◆ **Dataset content**
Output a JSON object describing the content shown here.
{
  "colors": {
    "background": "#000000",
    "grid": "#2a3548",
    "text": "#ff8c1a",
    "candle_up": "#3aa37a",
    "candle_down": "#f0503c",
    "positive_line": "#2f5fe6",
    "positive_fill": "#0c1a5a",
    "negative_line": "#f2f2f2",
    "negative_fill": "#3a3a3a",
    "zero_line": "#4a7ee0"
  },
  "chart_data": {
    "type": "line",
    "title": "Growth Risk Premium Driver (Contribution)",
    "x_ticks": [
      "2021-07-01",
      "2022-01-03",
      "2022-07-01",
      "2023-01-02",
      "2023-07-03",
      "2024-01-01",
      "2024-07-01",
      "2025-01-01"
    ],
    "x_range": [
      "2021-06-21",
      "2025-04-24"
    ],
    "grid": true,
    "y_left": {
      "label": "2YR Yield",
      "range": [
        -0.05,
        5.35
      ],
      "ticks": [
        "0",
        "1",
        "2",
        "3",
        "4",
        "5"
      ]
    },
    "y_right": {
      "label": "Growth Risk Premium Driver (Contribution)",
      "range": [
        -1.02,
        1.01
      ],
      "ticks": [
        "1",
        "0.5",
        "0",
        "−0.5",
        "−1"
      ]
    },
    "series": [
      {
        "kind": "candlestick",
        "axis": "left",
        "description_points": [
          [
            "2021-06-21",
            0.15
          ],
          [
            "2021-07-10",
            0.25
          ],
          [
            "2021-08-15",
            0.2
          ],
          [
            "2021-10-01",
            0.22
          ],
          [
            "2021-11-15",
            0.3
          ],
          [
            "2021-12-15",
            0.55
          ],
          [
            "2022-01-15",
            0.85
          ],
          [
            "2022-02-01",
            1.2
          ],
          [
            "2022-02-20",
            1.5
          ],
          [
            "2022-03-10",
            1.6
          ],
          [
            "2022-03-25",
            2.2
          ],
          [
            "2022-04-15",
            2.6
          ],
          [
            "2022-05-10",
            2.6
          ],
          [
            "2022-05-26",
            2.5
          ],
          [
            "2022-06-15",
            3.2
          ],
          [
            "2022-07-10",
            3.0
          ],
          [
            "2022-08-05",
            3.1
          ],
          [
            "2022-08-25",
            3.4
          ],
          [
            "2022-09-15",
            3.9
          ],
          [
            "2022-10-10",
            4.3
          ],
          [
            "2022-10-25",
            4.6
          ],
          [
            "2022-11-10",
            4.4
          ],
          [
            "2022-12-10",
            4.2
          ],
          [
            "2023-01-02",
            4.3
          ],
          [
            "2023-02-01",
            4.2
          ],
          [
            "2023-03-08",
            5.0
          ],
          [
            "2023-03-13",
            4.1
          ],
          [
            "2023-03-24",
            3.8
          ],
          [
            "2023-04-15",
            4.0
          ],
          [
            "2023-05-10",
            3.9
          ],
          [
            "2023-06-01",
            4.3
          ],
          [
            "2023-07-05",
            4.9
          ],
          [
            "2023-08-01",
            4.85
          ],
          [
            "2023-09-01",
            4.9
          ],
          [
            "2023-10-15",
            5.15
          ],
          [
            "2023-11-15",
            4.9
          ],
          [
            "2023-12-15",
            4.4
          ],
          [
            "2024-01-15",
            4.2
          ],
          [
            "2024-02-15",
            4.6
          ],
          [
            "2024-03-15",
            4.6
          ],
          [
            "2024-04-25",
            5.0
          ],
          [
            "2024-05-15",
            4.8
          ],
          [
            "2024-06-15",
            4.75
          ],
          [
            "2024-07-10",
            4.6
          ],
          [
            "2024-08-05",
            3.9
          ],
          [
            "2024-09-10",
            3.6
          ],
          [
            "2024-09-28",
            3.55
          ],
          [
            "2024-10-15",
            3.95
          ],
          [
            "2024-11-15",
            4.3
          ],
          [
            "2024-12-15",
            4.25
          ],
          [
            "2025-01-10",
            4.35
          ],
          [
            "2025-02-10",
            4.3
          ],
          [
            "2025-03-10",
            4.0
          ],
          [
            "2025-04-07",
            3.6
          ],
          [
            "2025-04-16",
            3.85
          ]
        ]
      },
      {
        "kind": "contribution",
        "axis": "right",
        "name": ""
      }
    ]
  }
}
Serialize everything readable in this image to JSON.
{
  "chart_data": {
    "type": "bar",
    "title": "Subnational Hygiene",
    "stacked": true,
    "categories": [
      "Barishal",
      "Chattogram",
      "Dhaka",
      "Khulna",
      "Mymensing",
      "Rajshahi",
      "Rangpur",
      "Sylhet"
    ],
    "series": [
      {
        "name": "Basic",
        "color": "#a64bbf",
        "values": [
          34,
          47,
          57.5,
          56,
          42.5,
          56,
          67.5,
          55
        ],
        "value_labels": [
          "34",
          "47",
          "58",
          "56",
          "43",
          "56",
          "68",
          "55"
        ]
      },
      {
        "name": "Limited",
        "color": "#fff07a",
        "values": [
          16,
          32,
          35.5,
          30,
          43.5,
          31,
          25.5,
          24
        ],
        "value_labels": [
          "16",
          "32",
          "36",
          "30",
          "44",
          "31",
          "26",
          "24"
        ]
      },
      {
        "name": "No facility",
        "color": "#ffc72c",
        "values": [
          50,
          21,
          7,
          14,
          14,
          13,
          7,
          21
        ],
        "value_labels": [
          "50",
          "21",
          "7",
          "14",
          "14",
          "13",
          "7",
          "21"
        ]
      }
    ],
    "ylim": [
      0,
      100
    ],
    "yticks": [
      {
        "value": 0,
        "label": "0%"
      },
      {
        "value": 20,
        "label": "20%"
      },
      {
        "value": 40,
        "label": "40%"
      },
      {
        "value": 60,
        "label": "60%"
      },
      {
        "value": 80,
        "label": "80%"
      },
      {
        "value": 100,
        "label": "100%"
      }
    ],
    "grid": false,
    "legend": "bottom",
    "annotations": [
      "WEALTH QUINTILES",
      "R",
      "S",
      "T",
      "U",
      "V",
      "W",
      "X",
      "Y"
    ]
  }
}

◆ **Task**
Filter lines by "Premium" and return each hit.

◆ **Task answer**
    "title": "Growth Risk Premium Driver (Contribution)",
      "label": "Growth Risk Premium Driver (Contribution)",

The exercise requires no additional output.